-- start --
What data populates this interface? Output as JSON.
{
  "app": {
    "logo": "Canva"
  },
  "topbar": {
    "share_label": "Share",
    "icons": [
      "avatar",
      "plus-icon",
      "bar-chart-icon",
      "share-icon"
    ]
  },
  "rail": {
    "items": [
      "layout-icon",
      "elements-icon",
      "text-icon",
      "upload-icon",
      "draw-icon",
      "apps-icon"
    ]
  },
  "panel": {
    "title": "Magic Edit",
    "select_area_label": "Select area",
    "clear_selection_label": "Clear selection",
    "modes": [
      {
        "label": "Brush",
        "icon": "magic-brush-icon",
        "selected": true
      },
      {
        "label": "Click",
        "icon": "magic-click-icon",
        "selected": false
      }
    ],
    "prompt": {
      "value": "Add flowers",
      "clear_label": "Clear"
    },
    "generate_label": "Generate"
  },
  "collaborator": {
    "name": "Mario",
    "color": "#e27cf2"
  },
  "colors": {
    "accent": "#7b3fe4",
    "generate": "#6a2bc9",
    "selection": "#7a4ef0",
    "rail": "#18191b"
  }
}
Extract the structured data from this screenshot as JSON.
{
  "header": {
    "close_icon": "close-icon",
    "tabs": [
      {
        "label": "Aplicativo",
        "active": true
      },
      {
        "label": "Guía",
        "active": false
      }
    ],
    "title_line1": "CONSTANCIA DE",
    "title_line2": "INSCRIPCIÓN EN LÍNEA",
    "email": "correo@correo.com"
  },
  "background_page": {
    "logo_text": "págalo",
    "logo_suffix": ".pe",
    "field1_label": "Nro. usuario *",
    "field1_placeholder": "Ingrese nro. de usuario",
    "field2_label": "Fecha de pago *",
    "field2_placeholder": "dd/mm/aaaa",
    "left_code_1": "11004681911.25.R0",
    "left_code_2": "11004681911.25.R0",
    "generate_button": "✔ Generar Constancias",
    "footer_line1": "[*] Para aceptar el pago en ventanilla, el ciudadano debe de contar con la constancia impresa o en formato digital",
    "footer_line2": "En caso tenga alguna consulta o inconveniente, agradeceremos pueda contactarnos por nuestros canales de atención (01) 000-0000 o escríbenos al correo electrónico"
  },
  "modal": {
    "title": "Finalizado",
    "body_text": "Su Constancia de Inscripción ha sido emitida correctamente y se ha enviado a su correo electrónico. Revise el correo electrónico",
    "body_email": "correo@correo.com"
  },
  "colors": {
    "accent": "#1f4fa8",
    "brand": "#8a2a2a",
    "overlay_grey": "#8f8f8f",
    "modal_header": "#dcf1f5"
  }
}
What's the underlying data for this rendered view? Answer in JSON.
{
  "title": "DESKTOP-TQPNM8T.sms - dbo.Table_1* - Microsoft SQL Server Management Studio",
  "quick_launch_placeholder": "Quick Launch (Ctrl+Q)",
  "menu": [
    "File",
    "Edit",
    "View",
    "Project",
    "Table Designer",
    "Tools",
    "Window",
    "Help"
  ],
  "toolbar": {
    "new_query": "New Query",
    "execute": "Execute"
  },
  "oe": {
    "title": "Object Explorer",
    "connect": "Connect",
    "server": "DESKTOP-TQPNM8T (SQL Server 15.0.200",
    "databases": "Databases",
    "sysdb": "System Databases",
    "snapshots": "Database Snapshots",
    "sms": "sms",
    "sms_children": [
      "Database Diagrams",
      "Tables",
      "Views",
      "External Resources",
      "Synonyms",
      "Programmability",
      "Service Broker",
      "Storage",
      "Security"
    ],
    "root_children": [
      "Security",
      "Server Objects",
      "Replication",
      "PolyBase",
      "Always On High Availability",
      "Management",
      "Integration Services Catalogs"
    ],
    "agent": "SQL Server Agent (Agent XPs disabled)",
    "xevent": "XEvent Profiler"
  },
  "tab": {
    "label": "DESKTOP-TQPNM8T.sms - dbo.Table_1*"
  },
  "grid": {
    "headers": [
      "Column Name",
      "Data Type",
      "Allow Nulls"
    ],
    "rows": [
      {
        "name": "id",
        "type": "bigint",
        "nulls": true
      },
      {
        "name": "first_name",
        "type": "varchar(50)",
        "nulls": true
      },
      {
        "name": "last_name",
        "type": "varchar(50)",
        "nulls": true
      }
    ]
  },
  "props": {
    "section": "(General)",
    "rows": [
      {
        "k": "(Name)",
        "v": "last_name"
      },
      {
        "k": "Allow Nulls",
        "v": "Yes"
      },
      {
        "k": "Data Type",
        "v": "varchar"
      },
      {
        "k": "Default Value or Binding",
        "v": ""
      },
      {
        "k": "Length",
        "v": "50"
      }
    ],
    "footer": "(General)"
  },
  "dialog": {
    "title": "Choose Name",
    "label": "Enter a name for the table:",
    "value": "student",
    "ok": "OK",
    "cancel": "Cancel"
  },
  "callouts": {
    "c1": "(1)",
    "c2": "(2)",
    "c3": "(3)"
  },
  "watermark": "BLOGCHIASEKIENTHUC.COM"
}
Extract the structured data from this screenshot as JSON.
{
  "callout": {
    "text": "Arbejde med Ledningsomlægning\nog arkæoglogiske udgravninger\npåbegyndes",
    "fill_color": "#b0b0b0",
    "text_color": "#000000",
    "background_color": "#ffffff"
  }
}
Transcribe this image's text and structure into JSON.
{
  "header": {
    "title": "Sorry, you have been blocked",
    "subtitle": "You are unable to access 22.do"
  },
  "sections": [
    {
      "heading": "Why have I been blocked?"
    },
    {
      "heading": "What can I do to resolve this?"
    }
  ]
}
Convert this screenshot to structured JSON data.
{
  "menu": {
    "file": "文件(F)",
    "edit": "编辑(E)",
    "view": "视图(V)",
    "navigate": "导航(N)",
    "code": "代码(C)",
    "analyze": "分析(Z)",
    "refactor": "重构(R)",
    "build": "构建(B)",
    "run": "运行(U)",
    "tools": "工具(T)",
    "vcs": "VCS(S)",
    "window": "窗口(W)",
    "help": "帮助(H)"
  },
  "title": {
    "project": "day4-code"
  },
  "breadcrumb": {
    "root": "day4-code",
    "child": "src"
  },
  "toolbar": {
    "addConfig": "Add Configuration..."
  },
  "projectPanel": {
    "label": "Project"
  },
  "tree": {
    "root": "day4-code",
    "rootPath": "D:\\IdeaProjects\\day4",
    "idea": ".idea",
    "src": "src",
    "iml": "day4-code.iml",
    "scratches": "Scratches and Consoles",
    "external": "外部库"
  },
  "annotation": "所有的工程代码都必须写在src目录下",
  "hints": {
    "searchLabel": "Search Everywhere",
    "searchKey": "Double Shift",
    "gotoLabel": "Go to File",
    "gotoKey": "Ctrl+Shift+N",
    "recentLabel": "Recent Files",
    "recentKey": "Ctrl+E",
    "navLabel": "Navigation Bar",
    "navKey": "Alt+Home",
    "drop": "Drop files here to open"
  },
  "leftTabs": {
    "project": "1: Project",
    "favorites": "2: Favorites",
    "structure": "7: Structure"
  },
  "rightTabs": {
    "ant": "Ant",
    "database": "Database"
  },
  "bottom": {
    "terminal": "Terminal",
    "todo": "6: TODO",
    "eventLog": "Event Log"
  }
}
-- end --
> _WHAT YOU WILL DO_
Could you reproduce every record above exactly as it appears?

> _REPLY TO THE EXERCISE_
What data populates this interface? Output as JSON.
{
  "app": {
    "logo": "Canva"
  },
  "topbar": {
    "share_label": "Share",
    "icons": [
      "avatar",
      "plus-icon",
      "bar-chart-icon",
      "share-icon"
    ]
  },
  "rail": {
    "items": [
      "layout-icon",
      "elements-icon",
      "text-icon",
      "upload-icon",
      "draw-icon",
      "apps-icon"
    ]
  },
  "panel": {
    "title": "Magic Edit",
    "select_area_label": "Select area",
    "clear_selection_label": "Clear selection",
    "modes": [
      {
        "label": "Brush",
        "icon": "magic-brush-icon",
        "selected": true
      },
      {
        "label": "Click",
        "icon": "magic-click-icon",
        "selected": false
      }
    ],
    "prompt": {
      "value": "Add flowers",
      "clear_label": "Clear"
    },
    "generate_label": "Generate"
  },
  "collaborator": {
    "name": "Mario",
    "color": "#e27cf2"
  },
  "colors": {
    "accent": "#7b3fe4",
    "generate": "#6a2bc9",
    "selection": "#7a4ef0",
    "rail": "#18191b"
  }
}
Extract the structured data from this screenshot as JSON.
{
  "header": {
    "close_icon": "close-icon",
    "tabs": [
      {
        "label": "Aplicativo",
        "active": true
      },
      {
        "label": "Guía",
        "active": false
      }
    ],
    "title_line1": "CONSTANCIA DE",
    "title_line2": "INSCRIPCIÓN EN LÍNEA",
    "email": "correo@correo.com"
  },
  "background_page": {
    "logo_text": "págalo",
    "logo_suffix": ".pe",
    "field1_label": "Nro. usuario *",
    "field1_placeholder": "Ingrese nro. de usuario",
    "field2_label": "Fecha de pago *",
    "field2_placeholder": "dd/mm/aaaa",
    "left_code_1": "11004681911.25.R0",
    "left_code_2": "11004681911.25.R0",
    "generate_button": "✔ Generar Constancias",
    "footer_line1": "[*] Para aceptar el pago en ventanilla, el ciudadano debe de contar con la constancia impresa o en formato digital",
    "footer_line2": "En caso tenga alguna consulta o inconveniente, agradeceremos pueda contactarnos por nuestros canales de atención (01) 000-0000 o escríbenos al correo electrónico"
  },
  "modal": {
    "title": "Finalizado",
    "body_text": "Su Constancia de Inscripción ha sido emitida correctamente y se ha enviado a su correo electrónico. Revise el correo electrónico",
    "body_email": "correo@correo.com"
  },
  "colors": {
    "accent": "#1f4fa8",
    "brand": "#8a2a2a",
    "overlay_grey": "#8f8f8f",
    "modal_header": "#dcf1f5"
  }
}
What's the underlying data for this rendered view? Answer in JSON.
{
  "title": "DESKTOP-TQPNM8T.sms - dbo.Table_1* - Microsoft SQL Server Management Studio",
  "quick_launch_placeholder": "Quick Launch (Ctrl+Q)",
  "menu": [
    "File",
    "Edit",
    "View",
    "Project",
    "Table Designer",
    "Tools",
    "Window",
    "Help"
  ],
  "toolbar": {
    "new_query": "New Query",
    "execute": "Execute"
  },
  "oe": {
    "title": "Object Explorer",
    "connect": "Connect",
    "server": "DESKTOP-TQPNM8T (SQL Server 15.0.200",
    "databases": "Databases",
    "sysdb": "System Databases",
    "snapshots": "Database Snapshots",
    "sms": "sms",
    "sms_children": [
      "Database Diagrams",
      "Tables",
      "Views",
      "External Resources",
      "Synonyms",
      "Programmability",
      "Service Broker",
      "Storage",
      "Security"
    ],
    "root_children": [
      "Security",
      "Server Objects",
      "Replication",
      "PolyBase",
      "Always On High Availability",
      "Management",
      "Integration Services Catalogs"
    ],
    "agent": "SQL Server Agent (Agent XPs disabled)",
    "xevent": "XEvent Profiler"
  },
  "tab": {
    "label": "DESKTOP-TQPNM8T.sms - dbo.Table_1*"
  },
  "grid": {
    "headers": [
      "Column Name",
      "Data Type",
      "Allow Nulls"
    ],
    "rows": [
      {
        "name": "id",
        "type": "bigint",
        "nulls": true
      },
      {
        "name": "first_name",
        "type": "varchar(50)",
        "nulls": true
      },
      {
        "name": "last_name",
        "type": "varchar(50)",
        "nulls": true
      }
    ]
  },
  "props": {
    "section": "(General)",
    "rows": [
      {
        "k": "(Name)",
        "v": "last_name"
      },
      {
        "k": "Allow Nulls",
        "v": "Yes"
      },
      {
        "k": "Data Type",
        "v": "varchar"
      },
      {
        "k": "Default Value or Binding",
        "v": ""
      },
      {
        "k": "Length",
        "v": "50"
      }
    ],
    "footer": "(General)"
  },
  "dialog": {
    "title": "Choose Name",
    "label": "Enter a name for the table:",
    "value": "student",
    "ok": "OK",
    "cancel": "Cancel"
  },
  "callouts": {
    "c1": "(1)",
    "c2": "(2)",
    "c3": "(3)"
  },
  "watermark": "BLOGCHIASEKIENTHUC.COM"
}
Extract the structured data from this screenshot as JSON.
{
  "callout": {
    "text": "Arbejde med Ledningsomlægning\nog arkæoglogiske udgravninger\npåbegyndes",
    "fill_color": "#b0b0b0",
    "text_color": "#000000",
    "background_color": "#ffffff"
  }
}
Transcribe this image's text and structure into JSON.
{
  "header": {
    "title": "Sorry, you have been blocked",
    "subtitle": "You are unable to access 22.do"
  },
  "sections": [
    {
      "heading": "Why have I been blocked?"
    },
    {
      "heading": "What can I do to resolve this?"
    }
  ]
}
Convert this screenshot to structured JSON data.
{
  "menu": {
    "file": "文件(F)",
    "edit": "编辑(E)",
    "view": "视图(V)",
    "navigate": "导航(N)",
    "code": "代码(C)",
    "analyze": "分析(Z)",
    "refactor": "重构(R)",
    "build": "构建(B)",
    "run": "运行(U)",
    "tools": "工具(T)",
    "vcs": "VCS(S)",
    "window": "窗口(W)",
    "help": "帮助(H)"
  },
  "title": {
    "project": "day4-code"
  },
  "breadcrumb": {
    "root": "day4-code",
    "child": "src"
  },
  "toolbar": {
    "addConfig": "Add Configuration..."
  },
  "projectPanel": {
    "label": "Project"
  },
  "tree": {
    "root": "day4-code",
    "rootPath": "D:\\IdeaProjects\\day4",
    "idea": ".idea",
    "src": "src",
    "iml": "day4-code.iml",
    "scratches": "Scratches and Consoles",
    "external": "外部库"
  },
  "annotation": "所有的工程代码都必须写在src目录下",
  "hints": {
    "searchLabel": "Search Everywhere",
    "searchKey": "Double Shift",
    "gotoLabel": "Go to File",
    "gotoKey": "Ctrl+Shift+N",
    "recentLabel": "Recent Files",
    "recentKey": "Ctrl+E",
    "navLabel": "Navigation Bar",
    "navKey": "Alt+Home",
    "drop": "Drop files here to open"
  },
  "leftTabs": {
    "project": "1: Project",
    "favorites": "2: Favorites",
    "structure": "7: Structure"
  },
  "rightTabs": {
    "ant": "Ant",
    "database": "Database"
  },
  "bottom": {
    "terminal": "Terminal",
    "todo": "6: TODO",
    "eventLog": "Event Log"
  }
}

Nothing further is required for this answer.